====== Exercise data

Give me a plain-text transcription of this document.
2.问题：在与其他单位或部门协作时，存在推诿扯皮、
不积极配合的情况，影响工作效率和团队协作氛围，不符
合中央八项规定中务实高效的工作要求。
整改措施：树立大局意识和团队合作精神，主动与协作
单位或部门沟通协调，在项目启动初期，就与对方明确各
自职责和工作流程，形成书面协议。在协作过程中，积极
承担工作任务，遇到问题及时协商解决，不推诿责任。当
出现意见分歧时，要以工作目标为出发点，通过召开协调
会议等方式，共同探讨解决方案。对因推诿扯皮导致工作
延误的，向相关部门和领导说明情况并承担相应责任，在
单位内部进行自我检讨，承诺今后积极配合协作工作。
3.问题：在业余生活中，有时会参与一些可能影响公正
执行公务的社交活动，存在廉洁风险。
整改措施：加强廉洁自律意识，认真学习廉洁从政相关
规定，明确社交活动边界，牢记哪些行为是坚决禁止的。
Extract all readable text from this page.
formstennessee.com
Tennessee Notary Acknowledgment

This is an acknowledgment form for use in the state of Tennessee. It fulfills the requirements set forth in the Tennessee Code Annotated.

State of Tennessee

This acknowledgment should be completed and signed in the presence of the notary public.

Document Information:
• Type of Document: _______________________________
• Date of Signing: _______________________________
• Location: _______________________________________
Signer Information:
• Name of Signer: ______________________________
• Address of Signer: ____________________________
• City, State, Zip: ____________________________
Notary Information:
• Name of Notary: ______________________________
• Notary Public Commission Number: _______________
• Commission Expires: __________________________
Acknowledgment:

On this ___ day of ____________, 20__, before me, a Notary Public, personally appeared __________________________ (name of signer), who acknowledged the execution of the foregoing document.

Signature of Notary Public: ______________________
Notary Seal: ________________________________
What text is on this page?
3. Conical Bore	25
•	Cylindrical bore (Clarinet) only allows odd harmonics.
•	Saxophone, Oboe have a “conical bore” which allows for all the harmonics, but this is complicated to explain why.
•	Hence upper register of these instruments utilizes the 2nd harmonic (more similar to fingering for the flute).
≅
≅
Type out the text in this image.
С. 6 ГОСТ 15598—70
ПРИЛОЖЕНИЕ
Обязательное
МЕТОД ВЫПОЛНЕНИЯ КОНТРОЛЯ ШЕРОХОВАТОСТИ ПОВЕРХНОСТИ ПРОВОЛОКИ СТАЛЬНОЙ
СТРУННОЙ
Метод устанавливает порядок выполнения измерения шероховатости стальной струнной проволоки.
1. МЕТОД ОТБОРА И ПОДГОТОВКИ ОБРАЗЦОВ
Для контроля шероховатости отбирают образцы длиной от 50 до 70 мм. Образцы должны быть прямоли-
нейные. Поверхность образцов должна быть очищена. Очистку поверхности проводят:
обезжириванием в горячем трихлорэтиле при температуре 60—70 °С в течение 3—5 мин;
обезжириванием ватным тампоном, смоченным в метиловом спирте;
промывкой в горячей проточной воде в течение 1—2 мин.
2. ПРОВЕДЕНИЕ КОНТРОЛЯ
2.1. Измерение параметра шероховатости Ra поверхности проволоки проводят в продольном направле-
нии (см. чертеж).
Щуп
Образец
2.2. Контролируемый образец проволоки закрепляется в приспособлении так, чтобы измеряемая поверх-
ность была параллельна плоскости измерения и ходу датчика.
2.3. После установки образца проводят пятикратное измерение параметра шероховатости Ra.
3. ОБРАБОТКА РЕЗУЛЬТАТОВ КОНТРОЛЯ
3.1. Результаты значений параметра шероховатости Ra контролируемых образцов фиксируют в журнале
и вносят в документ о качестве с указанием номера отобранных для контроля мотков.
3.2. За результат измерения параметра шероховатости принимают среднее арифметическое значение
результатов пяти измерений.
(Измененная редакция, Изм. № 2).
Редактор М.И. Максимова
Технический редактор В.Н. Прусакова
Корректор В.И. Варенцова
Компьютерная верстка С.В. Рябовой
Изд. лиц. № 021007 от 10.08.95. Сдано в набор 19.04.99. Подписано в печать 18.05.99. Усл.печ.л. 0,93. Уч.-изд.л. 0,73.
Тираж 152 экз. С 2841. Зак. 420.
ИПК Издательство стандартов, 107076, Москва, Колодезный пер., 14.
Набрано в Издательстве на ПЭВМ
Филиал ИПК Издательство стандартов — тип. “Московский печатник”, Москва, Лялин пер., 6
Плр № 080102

============

Exercise: The whole listing above needs to be written out again exactly.

Task response:
Give me a plain-text transcription of this document.
2.问题：在与其他单位或部门协作时，存在推诿扯皮、
不积极配合的情况，影响工作效率和团队协作氛围，不符
合中央八项规定中务实高效的工作要求。
整改措施：树立大局意识和团队合作精神，主动与协作
单位或部门沟通协调，在项目启动初期，就与对方明确各
自职责和工作流程，形成书面协议。在协作过程中，积极
承担工作任务，遇到问题及时协商解决，不推诿责任。当
出现意见分歧时，要以工作目标为出发点，通过召开协调
会议等方式，共同探讨解决方案。对因推诿扯皮导致工作
延误的，向相关部门和领导说明情况并承担相应责任，在
单位内部进行自我检讨，承诺今后积极配合协作工作。
3.问题：在业余生活中，有时会参与一些可能影响公正
执行公务的社交活动，存在廉洁风险。
整改措施：加强廉洁自律意识，认真学习廉洁从政相关
规定，明确社交活动边界，牢记哪些行为是坚决禁止的。
Extract all readable text from this page.
formstennessee.com
Tennessee Notary Acknowledgment

This is an acknowledgment form for use in the state of Tennessee. It fulfills the requirements set forth in the Tennessee Code Annotated.

State of Tennessee

This acknowledgment should be completed and signed in the presence of the notary public.

Document Information:
• Type of Document: _______________________________
• Date of Signing: _______________________________
• Location: _______________________________________
Signer Information:
• Name of Signer: ______________________________
• Address of Signer: ____________________________
• City, State, Zip: ____________________________
Notary Information:
• Name of Notary: ______________________________
• Notary Public Commission Number: _______________
• Commission Expires: __________________________
Acknowledgment:

On this ___ day of ____________, 20__, before me, a Notary Public, personally appeared __________________________ (name of signer), who acknowledged the execution of the foregoing document.

Signature of Notary Public: ______________________
Notary Seal: ________________________________
What text is on this page?
3. Conical Bore	25
•	Cylindrical bore (Clarinet) only allows odd harmonics.
•	Saxophone, Oboe have a “conical bore” which allows for all the harmonics, but this is complicated to explain why.
•	Hence upper register of these instruments utilizes the 2nd harmonic (more similar to fingering for the flute).
≅
≅
Type out the text in this image.
С. 6 ГОСТ 15598—70
ПРИЛОЖЕНИЕ
Обязательное
МЕТОД ВЫПОЛНЕНИЯ КОНТРОЛЯ ШЕРОХОВАТОСТИ ПОВЕРХНОСТИ ПРОВОЛОКИ СТАЛЬНОЙ
СТРУННОЙ
Метод устанавливает порядок выполнения измерения шероховатости стальной струнной проволоки.
1. МЕТОД ОТБОРА И ПОДГОТОВКИ ОБРАЗЦОВ
Для контроля шероховатости отбирают образцы длиной от 50 до 70 мм. Образцы должны быть прямоли-
нейные. Поверхность образцов должна быть очищена. Очистку поверхности проводят:
обезжириванием в горячем трихлорэтиле при температуре 60—70 °С в течение 3—5 мин;
обезжириванием ватным тампоном, смоченным в метиловом спирте;
промывкой в горячей проточной воде в течение 1—2 мин.
2. ПРОВЕДЕНИЕ КОНТРОЛЯ
2.1. Измерение параметра шероховатости Ra поверхности проволоки проводят в продольном направле-
нии (см. чертеж).
Щуп
Образец
2.2. Контролируемый образец проволоки закрепляется в приспособлении так, чтобы измеряемая поверх-
ность была параллельна плоскости измерения и ходу датчика.
2.3. После установки образца проводят пятикратное измерение параметра шероховатости Ra.
3. ОБРАБОТКА РЕЗУЛЬТАТОВ КОНТРОЛЯ
3.1. Результаты значений параметра шероховатости Ra контролируемых образцов фиксируют в журнале
и вносят в документ о качестве с указанием номера отобранных для контроля мотков.
3.2. За результат измерения параметра шероховатости принимают среднее арифметическое значение
результатов пяти измерений.
(Измененная редакция, Изм. № 2).
Редактор М.И. Максимова
Технический редактор В.Н. Прусакова
Корректор В.И. Варенцова
Компьютерная верстка С.В. Рябовой
Изд. лиц. № 021007 от 10.08.95. Сдано в набор 19.04.99. Подписано в печать 18.05.99. Усл.печ.л. 0,93. Уч.-изд.л. 0,73.
Тираж 152 экз. С 2841. Зак. 420.
ИПК Издательство стандартов, 107076, Москва, Колодезный пер., 14.
Набрано в Издательстве на ПЭВМ
Филиал ИПК Издательство стандартов — тип. “Московский печатник”, Москва, Лялин пер., 6
Плр № 080102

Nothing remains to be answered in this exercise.